__WORK TO COMPLETE__. Write the material out again exactly as it stands.

########################################

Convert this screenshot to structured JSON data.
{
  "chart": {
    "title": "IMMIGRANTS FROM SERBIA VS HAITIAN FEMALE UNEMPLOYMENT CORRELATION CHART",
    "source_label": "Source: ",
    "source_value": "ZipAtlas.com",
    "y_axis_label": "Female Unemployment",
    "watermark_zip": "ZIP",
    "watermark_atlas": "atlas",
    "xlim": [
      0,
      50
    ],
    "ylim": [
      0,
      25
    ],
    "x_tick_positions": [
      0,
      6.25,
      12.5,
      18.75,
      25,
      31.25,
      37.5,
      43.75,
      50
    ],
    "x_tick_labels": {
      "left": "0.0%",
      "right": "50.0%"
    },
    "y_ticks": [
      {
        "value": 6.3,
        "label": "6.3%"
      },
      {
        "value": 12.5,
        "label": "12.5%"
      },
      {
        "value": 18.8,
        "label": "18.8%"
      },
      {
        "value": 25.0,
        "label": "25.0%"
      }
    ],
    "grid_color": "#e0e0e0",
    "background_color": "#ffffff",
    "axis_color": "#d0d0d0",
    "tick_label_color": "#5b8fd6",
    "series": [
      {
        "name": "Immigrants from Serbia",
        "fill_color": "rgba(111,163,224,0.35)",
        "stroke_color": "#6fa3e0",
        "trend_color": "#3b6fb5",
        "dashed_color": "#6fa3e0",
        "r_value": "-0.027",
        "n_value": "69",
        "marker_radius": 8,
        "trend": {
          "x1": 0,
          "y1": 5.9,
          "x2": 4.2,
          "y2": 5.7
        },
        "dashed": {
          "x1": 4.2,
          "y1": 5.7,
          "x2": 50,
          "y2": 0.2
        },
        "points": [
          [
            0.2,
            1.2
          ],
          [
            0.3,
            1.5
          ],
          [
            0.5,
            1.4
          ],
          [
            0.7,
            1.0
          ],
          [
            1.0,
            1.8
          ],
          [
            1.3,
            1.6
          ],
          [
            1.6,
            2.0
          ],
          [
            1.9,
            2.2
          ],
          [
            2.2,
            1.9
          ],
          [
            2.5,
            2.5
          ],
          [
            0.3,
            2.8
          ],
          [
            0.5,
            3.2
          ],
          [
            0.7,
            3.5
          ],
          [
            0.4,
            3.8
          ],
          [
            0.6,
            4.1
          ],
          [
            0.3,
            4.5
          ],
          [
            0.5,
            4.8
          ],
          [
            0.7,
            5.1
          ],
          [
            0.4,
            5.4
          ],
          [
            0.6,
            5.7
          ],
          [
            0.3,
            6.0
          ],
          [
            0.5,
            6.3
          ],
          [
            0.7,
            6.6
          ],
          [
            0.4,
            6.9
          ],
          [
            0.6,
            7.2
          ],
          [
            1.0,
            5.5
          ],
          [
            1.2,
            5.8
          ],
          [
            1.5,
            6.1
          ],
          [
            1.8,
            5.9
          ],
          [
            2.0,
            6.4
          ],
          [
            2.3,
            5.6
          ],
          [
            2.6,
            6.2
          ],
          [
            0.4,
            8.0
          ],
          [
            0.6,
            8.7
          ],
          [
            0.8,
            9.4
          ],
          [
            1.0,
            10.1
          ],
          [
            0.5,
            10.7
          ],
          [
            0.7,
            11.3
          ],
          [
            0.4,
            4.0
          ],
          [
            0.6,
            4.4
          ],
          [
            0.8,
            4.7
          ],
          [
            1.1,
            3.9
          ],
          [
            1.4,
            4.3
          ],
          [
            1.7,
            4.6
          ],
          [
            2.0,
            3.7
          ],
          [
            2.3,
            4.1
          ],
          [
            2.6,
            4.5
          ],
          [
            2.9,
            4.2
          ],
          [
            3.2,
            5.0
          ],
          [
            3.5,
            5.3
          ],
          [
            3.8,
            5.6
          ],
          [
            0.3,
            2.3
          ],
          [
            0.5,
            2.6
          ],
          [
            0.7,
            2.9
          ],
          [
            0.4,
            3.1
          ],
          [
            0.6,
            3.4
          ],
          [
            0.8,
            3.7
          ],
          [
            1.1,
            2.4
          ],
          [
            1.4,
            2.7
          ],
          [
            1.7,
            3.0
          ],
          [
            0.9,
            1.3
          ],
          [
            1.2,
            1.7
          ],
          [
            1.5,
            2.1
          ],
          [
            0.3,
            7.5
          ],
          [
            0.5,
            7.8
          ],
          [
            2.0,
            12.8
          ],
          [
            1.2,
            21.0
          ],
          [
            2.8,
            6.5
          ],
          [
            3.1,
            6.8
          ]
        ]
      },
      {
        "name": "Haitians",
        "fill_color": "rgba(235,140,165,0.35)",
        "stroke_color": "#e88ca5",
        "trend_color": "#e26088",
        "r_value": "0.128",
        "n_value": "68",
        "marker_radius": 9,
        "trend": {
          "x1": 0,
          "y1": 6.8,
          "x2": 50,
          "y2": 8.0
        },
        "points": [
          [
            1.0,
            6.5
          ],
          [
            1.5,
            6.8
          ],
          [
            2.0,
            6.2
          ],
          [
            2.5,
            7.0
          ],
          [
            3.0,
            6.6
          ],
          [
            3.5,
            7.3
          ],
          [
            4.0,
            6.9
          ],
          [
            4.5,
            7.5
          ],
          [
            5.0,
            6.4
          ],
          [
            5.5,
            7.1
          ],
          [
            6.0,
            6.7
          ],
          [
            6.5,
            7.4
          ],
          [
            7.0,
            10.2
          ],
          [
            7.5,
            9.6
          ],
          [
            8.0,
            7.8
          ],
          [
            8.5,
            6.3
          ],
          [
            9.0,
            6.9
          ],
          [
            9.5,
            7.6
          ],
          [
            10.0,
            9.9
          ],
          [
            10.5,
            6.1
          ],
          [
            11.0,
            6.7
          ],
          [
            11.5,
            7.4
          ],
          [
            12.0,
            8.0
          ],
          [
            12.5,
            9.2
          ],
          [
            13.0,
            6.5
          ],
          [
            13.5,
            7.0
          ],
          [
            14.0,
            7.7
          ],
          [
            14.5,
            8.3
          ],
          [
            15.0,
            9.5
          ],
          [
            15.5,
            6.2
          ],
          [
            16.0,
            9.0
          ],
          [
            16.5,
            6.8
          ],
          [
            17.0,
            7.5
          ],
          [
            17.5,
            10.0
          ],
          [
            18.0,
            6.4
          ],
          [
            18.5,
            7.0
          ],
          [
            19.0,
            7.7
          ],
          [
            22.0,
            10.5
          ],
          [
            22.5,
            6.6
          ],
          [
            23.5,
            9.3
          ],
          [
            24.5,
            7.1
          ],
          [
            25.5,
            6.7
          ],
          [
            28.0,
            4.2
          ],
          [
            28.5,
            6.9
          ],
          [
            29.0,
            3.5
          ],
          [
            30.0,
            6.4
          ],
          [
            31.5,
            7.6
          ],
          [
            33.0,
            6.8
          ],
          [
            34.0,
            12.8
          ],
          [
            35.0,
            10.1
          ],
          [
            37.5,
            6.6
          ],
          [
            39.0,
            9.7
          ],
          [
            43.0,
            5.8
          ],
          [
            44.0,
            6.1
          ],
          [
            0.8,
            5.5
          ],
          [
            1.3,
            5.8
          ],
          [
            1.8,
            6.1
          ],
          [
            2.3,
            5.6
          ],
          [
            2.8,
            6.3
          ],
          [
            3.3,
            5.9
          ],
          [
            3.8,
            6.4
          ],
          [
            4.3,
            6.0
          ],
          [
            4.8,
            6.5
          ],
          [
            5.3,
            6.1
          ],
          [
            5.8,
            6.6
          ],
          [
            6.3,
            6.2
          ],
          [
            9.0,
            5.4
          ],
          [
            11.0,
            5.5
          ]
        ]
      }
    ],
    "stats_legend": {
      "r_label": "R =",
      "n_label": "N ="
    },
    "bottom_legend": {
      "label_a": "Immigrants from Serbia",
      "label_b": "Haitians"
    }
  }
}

########################################

__ANSWER TO THIS PROBLEM__.
Convert this screenshot to structured JSON data.
{
  "chart": {
    "title": "IMMIGRANTS FROM SERBIA VS HAITIAN FEMALE UNEMPLOYMENT CORRELATION CHART",
    "source_label": "Source: ",
    "source_value": "ZipAtlas.com",
    "y_axis_label": "Female Unemployment",
    "watermark_zip": "ZIP",
    "watermark_atlas": "atlas",
    "xlim": [
      0,
      50
    ],
    "ylim": [
      0,
      25
    ],
    "x_tick_positions": [
      0,
      6.25,
      12.5,
      18.75,
      25,
      31.25,
      37.5,
      43.75,
      50
    ],
    "x_tick_labels": {
      "left": "0.0%",
      "right": "50.0%"
    },
    "y_ticks": [
      {
        "value": 6.3,
        "label": "6.3%"
      },
      {
        "value": 12.5,
        "label": "12.5%"
      },
      {
        "value": 18.8,
        "label": "18.8%"
      },
      {
        "value": 25.0,
        "label": "25.0%"
      }
    ],
    "grid_color": "#e0e0e0",
    "background_color": "#ffffff",
    "axis_color": "#d0d0d0",
    "tick_label_color": "#5b8fd6",
    "series": [
      {
        "name": "Immigrants from Serbia",
        "fill_color": "rgba(111,163,224,0.35)",
        "stroke_color": "#6fa3e0",
        "trend_color": "#3b6fb5",
        "dashed_color": "#6fa3e0",
        "r_value": "-0.027",
        "n_value": "69",
        "marker_radius": 8,
        "trend": {
          "x1": 0,
          "y1": 5.9,
          "x2": 4.2,
          "y2": 5.7
        },
        "dashed": {
          "x1": 4.2,
          "y1": 5.7,
          "x2": 50,
          "y2": 0.2
        },
        "points": [
          [
            0.2,
            1.2
          ],
          [
            0.3,
            1.5
          ],
          [
            0.5,
            1.4
          ],
          [
            0.7,
            1.0
          ],
          [
            1.0,
            1.8
          ],
          [
            1.3,
            1.6
          ],
          [
            1.6,
            2.0
          ],
          [
            1.9,
            2.2
          ],
          [
            2.2,
            1.9
          ],
          [
            2.5,
            2.5
          ],
          [
            0.3,
            2.8
          ],
          [
            0.5,
            3.2
          ],
          [
            0.7,
            3.5
          ],
          [
            0.4,
            3.8
          ],
          [
            0.6,
            4.1
          ],
          [
            0.3,
            4.5
          ],
          [
            0.5,
            4.8
          ],
          [
            0.7,
            5.1
          ],
          [
            0.4,
            5.4
          ],
          [
            0.6,
            5.7
          ],
          [
            0.3,
            6.0
          ],
          [
            0.5,
            6.3
          ],
          [
            0.7,
            6.6
          ],
          [
            0.4,
            6.9
          ],
          [
            0.6,
            7.2
          ],
          [
            1.0,
            5.5
          ],
          [
            1.2,
            5.8
          ],
          [
            1.5,
            6.1
          ],
          [
            1.8,
            5.9
          ],
          [
            2.0,
            6.4
          ],
          [
            2.3,
            5.6
          ],
          [
            2.6,
            6.2
          ],
          [
            0.4,
            8.0
          ],
          [
            0.6,
            8.7
          ],
          [
            0.8,
            9.4
          ],
          [
            1.0,
            10.1
          ],
          [
            0.5,
            10.7
          ],
          [
            0.7,
            11.3
          ],
          [
            0.4,
            4.0
          ],
          [
            0.6,
            4.4
          ],
          [
            0.8,
            4.7
          ],
          [
            1.1,
            3.9
          ],
          [
            1.4,
            4.3
          ],
          [
            1.7,
            4.6
          ],
          [
            2.0,
            3.7
          ],
          [
            2.3,
            4.1
          ],
          [
            2.6,
            4.5
          ],
          [
            2.9,
            4.2
          ],
          [
            3.2,
            5.0
          ],
          [
            3.5,
            5.3
          ],
          [
            3.8,
            5.6
          ],
          [
            0.3,
            2.3
          ],
          [
            0.5,
            2.6
          ],
          [
            0.7,
            2.9
          ],
          [
            0.4,
            3.1
          ],
          [
            0.6,
            3.4
          ],
          [
            0.8,
            3.7
          ],
          [
            1.1,
            2.4
          ],
          [
            1.4,
            2.7
          ],
          [
            1.7,
            3.0
          ],
          [
            0.9,
            1.3
          ],
          [
            1.2,
            1.7
          ],
          [
            1.5,
            2.1
          ],
          [
            0.3,
            7.5
          ],
          [
            0.5,
            7.8
          ],
          [
            2.0,
            12.8
          ],
          [
            1.2,
            21.0
          ],
          [
            2.8,
            6.5
          ],
          [
            3.1,
            6.8
          ]
        ]
      },
      {
        "name": "Haitians",
        "fill_color": "rgba(235,140,165,0.35)",
        "stroke_color": "#e88ca5",
        "trend_color": "#e26088",
        "r_value": "0.128",
        "n_value": "68",
        "marker_radius": 9,
        "trend": {
          "x1": 0,
          "y1": 6.8,
          "x2": 50,
          "y2": 8.0
        },
        "points": [
          [
            1.0,
            6.5
          ],
          [
            1.5,
            6.8
          ],
          [
            2.0,
            6.2
          ],
          [
            2.5,
            7.0
          ],
          [
            3.0,
            6.6
          ],
          [
            3.5,
            7.3
          ],
          [
            4.0,
            6.9
          ],
          [
            4.5,
            7.5
          ],
          [
            5.0,
            6.4
          ],
          [
            5.5,
            7.1
          ],
          [
            6.0,
            6.7
          ],
          [
            6.5,
            7.4
          ],
          [
            7.0,
            10.2
          ],
          [
            7.5,
            9.6
          ],
          [
            8.0,
            7.8
          ],
          [
            8.5,
            6.3
          ],
          [
            9.0,
            6.9
          ],
          [
            9.5,
            7.6
          ],
          [
            10.0,
            9.9
          ],
          [
            10.5,
            6.1
          ],
          [
            11.0,
            6.7
          ],
          [
            11.5,
            7.4
          ],
          [
            12.0,
            8.0
          ],
          [
            12.5,
            9.2
          ],
          [
            13.0,
            6.5
          ],
          [
            13.5,
            7.0
          ],
          [
            14.0,
            7.7
          ],
          [
            14.5,
            8.3
          ],
          [
            15.0,
            9.5
          ],
          [
            15.5,
            6.2
          ],
          [
            16.0,
            9.0
          ],
          [
            16.5,
            6.8
          ],
          [
            17.0,
            7.5
          ],
          [
            17.5,
            10.0
          ],
          [
            18.0,
            6.4
          ],
          [
            18.5,
            7.0
          ],
          [
            19.0,
            7.7
          ],
          [
            22.0,
            10.5
          ],
          [
            22.5,
            6.6
          ],
          [
            23.5,
            9.3
          ],
          [
            24.5,
            7.1
          ],
          [
            25.5,
            6.7
          ],
          [
            28.0,
            4.2
          ],
          [
            28.5,
            6.9
          ],
          [
            29.0,
            3.5
          ],
          [
            30.0,
            6.4
          ],
          [
            31.5,
            7.6
          ],
          [
            33.0,
            6.8
          ],
          [
            34.0,
            12.8
          ],
          [
            35.0,
            10.1
          ],
          [
            37.5,
            6.6
          ],
          [
            39.0,
            9.7
          ],
          [
            43.0,
            5.8
          ],
          [
            44.0,
            6.1
          ],
          [
            0.8,
            5.5
          ],
          [
            1.3,
            5.8
          ],
          [
            1.8,
            6.1
          ],
          [
            2.3,
            5.6
          ],
          [
            2.8,
            6.3
          ],
          [
            3.3,
            5.9
          ],
          [
            3.8,
            6.4
          ],
          [
            4.3,
            6.0
          ],
          [
            4.8,
            6.5
          ],
          [
            5.3,
            6.1
          ],
          [
            5.8,
            6.6
          ],
          [
            6.3,
            6.2
          ],
          [
            9.0,
            5.4
          ],
          [
            11.0,
            5.5
          ]
        ]
      }
    ],
    "stats_legend": {
      "r_label": "R =",
      "n_label": "N ="
    },
    "bottom_legend": {
      "label_a": "Immigrants from Serbia",
      "label_b": "Haitians"
    }
  }
}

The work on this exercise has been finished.